__REQUIREMENT__
In the entries that follow, find the word "читаемых" and report each line it is on.

..........

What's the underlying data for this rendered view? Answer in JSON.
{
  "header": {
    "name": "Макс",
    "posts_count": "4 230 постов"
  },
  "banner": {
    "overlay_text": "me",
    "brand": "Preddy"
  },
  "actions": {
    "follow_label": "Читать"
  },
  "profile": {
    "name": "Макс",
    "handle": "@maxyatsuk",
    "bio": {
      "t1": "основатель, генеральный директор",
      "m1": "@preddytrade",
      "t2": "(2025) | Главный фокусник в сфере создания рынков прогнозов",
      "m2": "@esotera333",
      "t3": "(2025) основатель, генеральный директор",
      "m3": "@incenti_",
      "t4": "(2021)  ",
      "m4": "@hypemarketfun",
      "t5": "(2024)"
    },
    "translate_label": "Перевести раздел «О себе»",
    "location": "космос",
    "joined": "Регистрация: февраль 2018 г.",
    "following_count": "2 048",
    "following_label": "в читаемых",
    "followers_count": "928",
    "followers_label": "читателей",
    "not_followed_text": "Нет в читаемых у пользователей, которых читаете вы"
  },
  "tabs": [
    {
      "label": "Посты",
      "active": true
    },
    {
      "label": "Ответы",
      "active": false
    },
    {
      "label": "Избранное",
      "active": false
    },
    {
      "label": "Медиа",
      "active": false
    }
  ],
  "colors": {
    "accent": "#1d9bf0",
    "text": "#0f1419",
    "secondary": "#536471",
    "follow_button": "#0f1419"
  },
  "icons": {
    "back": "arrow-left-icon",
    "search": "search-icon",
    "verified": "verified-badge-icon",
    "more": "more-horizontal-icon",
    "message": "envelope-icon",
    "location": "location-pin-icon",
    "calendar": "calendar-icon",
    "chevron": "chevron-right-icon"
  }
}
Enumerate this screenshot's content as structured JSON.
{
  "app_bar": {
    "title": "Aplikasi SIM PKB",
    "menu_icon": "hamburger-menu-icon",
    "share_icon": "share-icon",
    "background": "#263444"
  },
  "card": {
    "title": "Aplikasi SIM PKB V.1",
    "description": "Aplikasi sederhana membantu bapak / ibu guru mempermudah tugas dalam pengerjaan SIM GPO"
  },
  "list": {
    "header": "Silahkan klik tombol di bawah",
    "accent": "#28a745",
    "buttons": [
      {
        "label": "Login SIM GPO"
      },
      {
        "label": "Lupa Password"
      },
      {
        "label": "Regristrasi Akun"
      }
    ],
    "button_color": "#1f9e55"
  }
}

..........

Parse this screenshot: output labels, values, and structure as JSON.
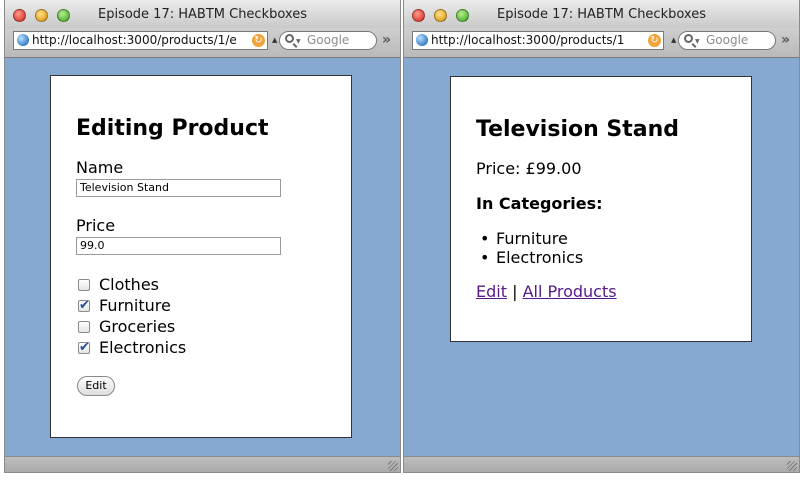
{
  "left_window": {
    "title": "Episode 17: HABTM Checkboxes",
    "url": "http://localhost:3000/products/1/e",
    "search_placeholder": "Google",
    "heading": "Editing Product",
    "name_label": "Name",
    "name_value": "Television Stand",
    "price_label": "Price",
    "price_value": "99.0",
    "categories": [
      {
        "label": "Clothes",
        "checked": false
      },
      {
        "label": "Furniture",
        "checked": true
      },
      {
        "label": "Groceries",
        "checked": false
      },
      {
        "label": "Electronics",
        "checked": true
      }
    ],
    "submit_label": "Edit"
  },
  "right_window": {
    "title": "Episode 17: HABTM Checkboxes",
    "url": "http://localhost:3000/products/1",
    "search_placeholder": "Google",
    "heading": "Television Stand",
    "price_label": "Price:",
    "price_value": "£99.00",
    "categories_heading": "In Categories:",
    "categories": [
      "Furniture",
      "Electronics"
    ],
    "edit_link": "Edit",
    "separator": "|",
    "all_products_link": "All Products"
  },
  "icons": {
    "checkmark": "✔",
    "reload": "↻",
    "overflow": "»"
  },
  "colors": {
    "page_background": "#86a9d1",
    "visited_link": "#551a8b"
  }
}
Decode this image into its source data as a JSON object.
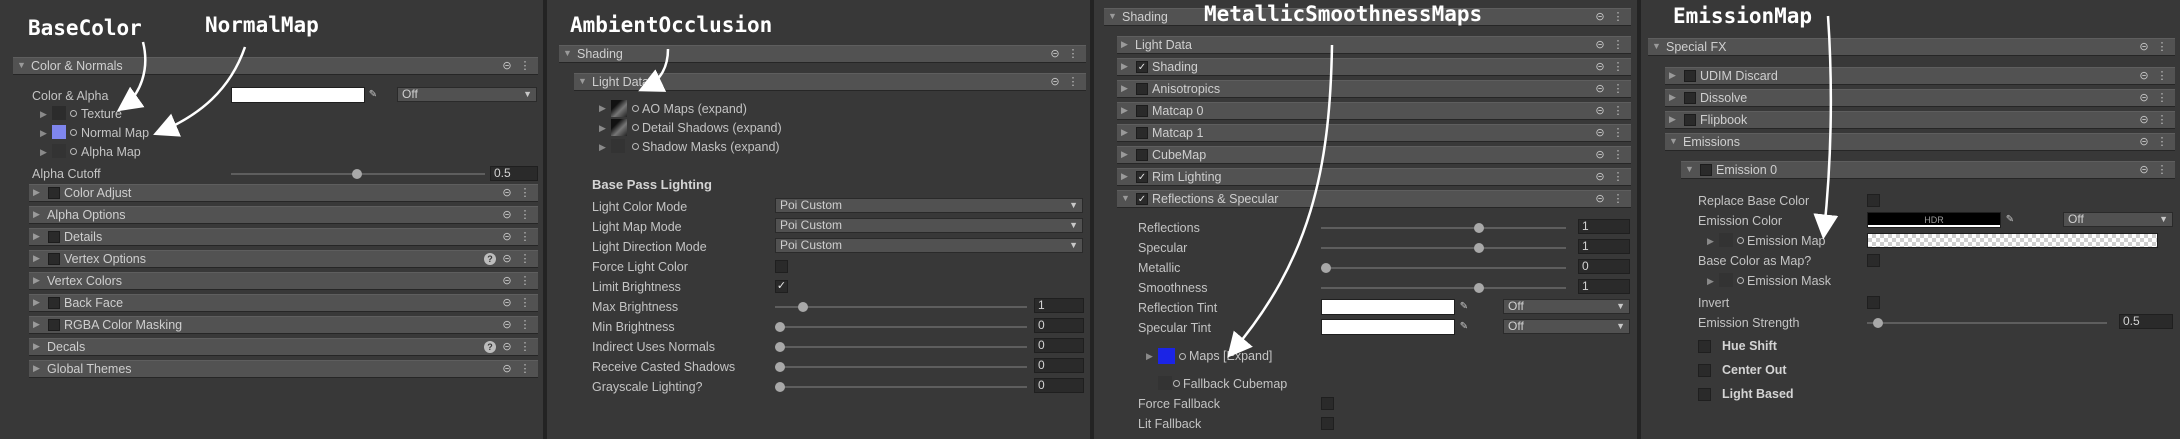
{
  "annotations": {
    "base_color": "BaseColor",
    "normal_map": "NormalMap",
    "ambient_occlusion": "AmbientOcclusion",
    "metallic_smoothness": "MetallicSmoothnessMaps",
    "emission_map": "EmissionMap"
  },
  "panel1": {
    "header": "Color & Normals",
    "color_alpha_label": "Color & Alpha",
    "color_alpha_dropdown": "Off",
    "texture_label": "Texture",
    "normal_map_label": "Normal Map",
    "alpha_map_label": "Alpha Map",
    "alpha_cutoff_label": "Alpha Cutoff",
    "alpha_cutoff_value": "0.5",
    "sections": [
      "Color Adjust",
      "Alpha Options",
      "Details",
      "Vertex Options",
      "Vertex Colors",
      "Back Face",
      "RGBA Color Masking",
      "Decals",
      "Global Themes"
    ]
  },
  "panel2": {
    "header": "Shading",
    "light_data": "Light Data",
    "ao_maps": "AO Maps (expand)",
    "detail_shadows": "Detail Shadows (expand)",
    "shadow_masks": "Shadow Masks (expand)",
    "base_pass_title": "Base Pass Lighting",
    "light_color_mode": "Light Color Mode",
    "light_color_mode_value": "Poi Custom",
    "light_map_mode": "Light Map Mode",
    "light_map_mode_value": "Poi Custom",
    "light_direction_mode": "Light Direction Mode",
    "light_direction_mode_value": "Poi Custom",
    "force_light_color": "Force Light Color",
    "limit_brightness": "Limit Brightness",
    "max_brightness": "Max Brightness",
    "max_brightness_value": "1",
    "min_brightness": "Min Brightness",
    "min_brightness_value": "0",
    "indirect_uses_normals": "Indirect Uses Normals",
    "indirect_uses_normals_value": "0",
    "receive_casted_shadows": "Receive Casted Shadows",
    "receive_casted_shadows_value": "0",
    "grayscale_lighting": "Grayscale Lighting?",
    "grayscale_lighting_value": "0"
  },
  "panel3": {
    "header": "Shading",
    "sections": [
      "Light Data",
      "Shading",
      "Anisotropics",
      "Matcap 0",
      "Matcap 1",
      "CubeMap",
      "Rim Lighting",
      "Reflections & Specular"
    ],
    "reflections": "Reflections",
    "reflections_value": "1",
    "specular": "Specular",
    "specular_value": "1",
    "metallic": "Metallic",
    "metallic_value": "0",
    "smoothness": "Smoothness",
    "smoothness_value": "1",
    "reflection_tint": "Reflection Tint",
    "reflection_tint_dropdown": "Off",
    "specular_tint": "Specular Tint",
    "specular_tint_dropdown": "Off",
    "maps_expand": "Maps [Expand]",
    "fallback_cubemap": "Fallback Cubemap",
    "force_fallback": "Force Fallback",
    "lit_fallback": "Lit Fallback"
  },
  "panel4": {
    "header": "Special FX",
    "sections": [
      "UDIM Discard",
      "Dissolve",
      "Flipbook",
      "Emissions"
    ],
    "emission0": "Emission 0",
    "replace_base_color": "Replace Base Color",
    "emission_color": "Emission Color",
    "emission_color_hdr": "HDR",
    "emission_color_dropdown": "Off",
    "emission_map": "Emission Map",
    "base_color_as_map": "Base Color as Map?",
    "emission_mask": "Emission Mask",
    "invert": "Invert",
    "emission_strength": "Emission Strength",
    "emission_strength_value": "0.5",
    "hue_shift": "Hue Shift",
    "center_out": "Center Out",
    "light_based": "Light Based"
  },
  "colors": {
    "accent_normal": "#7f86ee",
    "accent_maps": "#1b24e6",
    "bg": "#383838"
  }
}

..........

__WORKED SOLUTION__
    "following_label": "в читаемых",
    "not_followed_text": "Нет в читаемых у пользователей, которых читаете вы"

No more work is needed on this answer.